Records from a collection of figures >>
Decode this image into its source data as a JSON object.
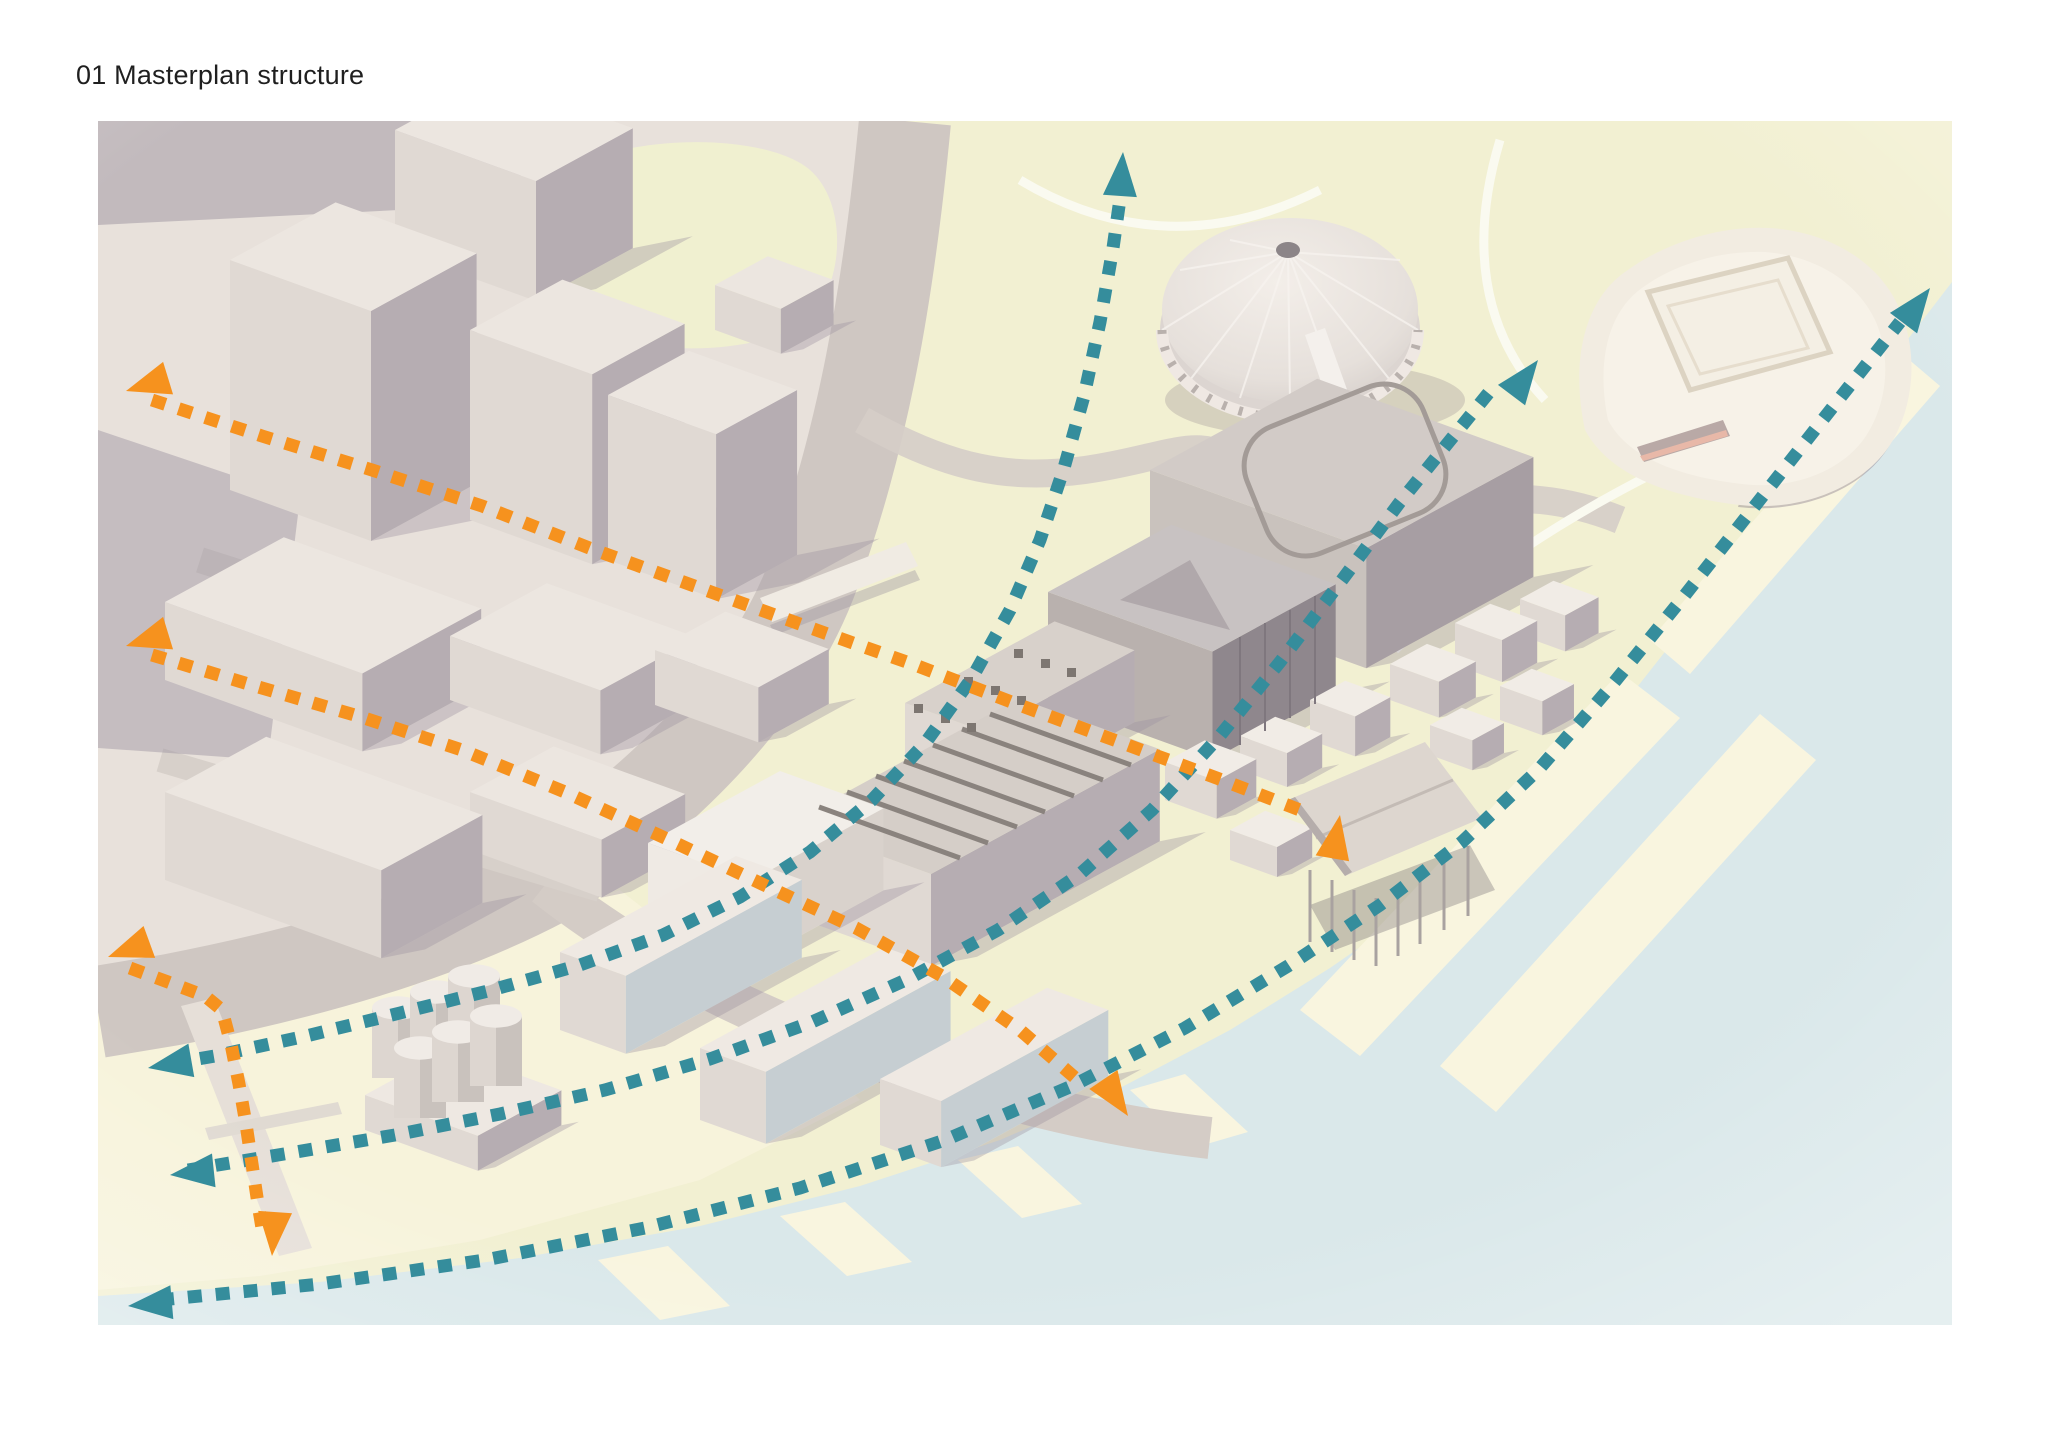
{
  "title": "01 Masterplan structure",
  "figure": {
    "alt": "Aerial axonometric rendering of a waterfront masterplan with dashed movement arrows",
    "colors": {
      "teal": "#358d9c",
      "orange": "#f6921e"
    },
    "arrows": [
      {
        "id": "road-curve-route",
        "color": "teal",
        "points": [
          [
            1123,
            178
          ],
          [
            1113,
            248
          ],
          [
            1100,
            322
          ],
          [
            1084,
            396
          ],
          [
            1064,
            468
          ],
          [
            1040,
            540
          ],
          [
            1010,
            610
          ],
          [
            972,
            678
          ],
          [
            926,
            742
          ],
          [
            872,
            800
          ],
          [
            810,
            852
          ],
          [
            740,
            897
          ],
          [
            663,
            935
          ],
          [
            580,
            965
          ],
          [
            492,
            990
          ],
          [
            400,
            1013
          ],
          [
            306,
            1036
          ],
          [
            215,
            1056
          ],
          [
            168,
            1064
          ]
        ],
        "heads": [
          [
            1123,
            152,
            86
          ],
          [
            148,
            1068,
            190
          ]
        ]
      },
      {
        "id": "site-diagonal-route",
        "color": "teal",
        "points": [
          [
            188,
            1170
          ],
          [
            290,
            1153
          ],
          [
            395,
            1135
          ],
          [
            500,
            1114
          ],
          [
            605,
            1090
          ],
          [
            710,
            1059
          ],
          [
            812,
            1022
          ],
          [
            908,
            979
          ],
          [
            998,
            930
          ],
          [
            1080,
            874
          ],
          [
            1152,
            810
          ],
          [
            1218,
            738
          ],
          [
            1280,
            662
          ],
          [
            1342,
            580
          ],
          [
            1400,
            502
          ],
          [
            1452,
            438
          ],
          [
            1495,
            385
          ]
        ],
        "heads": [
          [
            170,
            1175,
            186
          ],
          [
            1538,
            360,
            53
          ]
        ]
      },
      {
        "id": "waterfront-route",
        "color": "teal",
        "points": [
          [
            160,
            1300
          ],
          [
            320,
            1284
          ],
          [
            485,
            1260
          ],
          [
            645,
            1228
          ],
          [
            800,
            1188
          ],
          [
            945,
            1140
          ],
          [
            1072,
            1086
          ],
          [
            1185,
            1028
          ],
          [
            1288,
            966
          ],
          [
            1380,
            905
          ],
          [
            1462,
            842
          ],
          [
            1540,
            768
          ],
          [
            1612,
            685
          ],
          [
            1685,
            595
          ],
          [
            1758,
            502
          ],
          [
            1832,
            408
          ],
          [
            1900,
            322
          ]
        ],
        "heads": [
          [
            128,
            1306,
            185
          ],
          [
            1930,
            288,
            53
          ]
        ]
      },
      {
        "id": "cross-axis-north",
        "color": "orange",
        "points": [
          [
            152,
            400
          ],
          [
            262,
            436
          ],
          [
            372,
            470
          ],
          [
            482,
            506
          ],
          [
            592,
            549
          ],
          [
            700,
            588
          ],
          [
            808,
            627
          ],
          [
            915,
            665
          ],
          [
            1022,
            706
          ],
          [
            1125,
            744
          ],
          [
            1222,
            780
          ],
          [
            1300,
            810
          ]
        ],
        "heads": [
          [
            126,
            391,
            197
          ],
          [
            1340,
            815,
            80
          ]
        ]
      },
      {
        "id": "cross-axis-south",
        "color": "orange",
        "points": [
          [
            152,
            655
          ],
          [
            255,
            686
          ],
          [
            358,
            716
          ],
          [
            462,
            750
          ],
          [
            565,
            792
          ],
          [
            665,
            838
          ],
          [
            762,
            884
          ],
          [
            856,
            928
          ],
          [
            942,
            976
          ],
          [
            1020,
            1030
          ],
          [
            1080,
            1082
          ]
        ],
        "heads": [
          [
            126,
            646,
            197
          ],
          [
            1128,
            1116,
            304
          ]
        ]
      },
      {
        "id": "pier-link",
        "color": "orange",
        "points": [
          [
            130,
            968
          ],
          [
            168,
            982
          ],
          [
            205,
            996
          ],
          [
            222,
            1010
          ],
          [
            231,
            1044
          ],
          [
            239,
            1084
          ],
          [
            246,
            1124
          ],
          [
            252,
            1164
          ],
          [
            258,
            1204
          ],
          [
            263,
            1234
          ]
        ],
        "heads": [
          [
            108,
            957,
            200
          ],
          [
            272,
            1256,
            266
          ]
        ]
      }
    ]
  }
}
--
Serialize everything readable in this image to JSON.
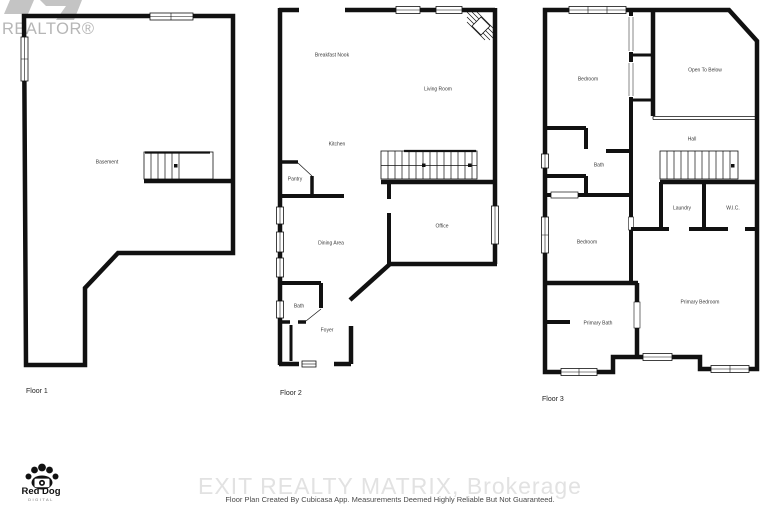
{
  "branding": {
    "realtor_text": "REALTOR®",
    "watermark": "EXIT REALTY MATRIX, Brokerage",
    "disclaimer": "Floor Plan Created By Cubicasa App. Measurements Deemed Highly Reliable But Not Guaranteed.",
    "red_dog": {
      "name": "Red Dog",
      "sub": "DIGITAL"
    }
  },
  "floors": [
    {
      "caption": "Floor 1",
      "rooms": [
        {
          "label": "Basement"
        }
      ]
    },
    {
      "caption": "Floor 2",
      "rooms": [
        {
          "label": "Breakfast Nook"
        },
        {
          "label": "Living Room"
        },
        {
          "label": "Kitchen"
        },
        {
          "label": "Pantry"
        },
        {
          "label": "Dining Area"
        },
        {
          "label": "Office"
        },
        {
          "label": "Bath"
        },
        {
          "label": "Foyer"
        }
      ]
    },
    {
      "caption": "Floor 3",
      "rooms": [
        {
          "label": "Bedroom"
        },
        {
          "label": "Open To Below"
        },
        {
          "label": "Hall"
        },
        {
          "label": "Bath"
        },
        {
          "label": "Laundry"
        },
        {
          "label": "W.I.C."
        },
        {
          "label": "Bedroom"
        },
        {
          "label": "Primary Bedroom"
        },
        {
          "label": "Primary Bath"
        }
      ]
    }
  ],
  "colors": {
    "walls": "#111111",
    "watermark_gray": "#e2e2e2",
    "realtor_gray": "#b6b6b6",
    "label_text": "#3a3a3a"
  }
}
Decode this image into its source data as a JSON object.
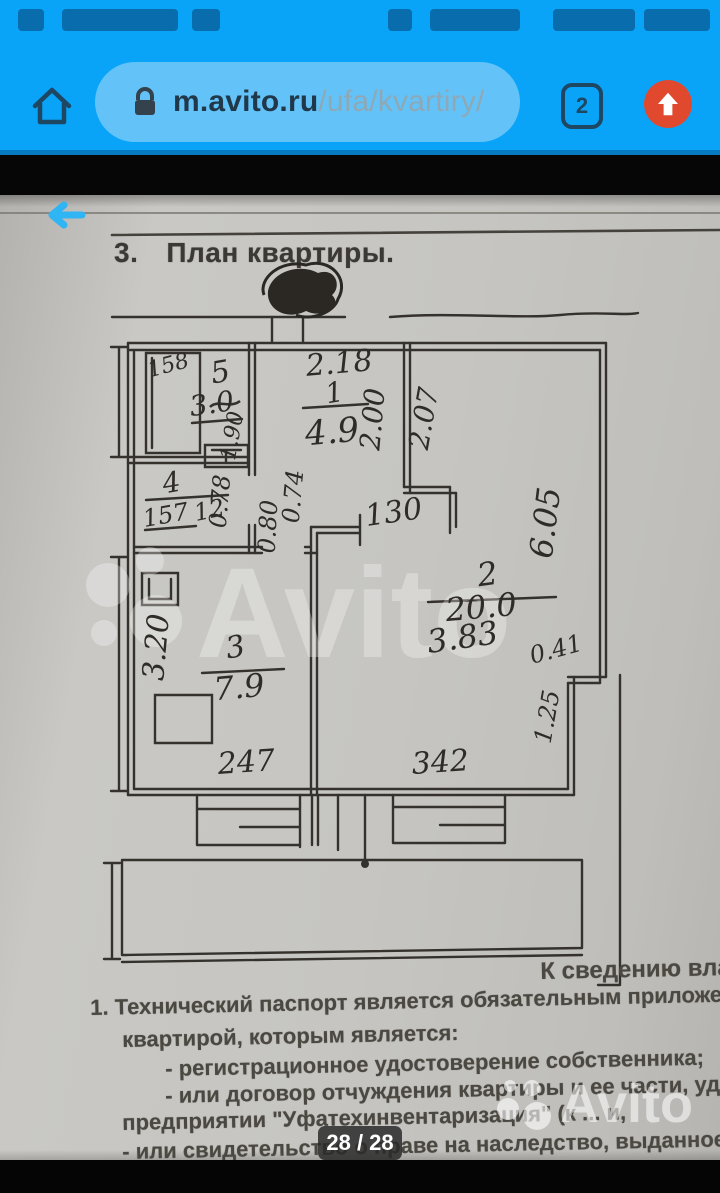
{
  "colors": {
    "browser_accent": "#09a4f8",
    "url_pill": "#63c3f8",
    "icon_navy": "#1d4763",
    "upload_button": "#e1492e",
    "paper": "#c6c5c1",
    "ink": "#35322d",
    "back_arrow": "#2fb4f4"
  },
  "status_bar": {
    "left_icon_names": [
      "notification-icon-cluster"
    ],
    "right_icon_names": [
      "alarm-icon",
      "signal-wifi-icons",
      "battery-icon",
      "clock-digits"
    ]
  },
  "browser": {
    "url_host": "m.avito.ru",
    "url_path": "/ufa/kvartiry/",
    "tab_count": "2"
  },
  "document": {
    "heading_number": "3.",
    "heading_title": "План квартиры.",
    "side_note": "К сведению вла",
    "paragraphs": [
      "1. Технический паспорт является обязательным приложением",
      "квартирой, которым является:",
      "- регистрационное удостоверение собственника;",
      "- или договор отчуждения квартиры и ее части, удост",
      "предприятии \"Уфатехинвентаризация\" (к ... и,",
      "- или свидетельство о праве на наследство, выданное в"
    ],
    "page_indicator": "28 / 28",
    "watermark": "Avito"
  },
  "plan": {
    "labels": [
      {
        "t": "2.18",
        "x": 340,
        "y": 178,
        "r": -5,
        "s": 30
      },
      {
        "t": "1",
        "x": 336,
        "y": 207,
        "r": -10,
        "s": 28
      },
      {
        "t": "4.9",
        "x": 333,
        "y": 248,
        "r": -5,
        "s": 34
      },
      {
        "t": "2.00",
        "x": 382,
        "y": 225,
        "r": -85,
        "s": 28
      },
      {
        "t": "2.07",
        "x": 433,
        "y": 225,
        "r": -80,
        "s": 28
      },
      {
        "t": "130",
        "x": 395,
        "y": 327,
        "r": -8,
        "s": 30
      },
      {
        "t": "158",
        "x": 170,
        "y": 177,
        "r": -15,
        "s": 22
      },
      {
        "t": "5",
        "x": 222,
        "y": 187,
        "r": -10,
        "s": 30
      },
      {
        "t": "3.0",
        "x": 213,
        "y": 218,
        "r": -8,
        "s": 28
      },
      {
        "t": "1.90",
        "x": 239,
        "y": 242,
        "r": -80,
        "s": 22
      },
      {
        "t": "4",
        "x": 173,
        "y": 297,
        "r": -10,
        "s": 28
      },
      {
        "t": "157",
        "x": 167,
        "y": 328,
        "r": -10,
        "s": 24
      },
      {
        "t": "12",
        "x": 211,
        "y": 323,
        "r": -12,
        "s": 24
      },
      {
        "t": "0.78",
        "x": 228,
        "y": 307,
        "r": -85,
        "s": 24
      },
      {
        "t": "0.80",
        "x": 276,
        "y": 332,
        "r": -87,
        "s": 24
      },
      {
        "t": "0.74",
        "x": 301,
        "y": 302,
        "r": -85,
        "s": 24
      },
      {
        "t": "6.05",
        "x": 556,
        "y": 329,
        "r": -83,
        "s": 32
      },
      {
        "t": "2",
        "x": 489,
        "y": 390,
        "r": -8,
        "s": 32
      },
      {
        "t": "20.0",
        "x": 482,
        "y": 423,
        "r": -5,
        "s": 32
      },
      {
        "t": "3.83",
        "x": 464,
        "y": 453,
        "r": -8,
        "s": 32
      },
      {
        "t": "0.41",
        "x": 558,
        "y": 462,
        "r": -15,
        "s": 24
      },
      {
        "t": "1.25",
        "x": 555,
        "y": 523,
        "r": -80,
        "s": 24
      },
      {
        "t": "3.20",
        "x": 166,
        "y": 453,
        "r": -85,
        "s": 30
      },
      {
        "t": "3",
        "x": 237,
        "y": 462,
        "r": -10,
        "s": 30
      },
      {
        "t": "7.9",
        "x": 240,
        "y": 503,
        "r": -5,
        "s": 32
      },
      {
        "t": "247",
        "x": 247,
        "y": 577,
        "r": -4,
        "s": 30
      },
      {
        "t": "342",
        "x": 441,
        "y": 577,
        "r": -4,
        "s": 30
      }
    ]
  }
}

Aim of the exercise >>
Copy each line from the records above that includes the string "квартиры".

Full response >>
    "heading_title": "План квартиры.",
      "- или договор отчуждения квартиры и ее части, удост",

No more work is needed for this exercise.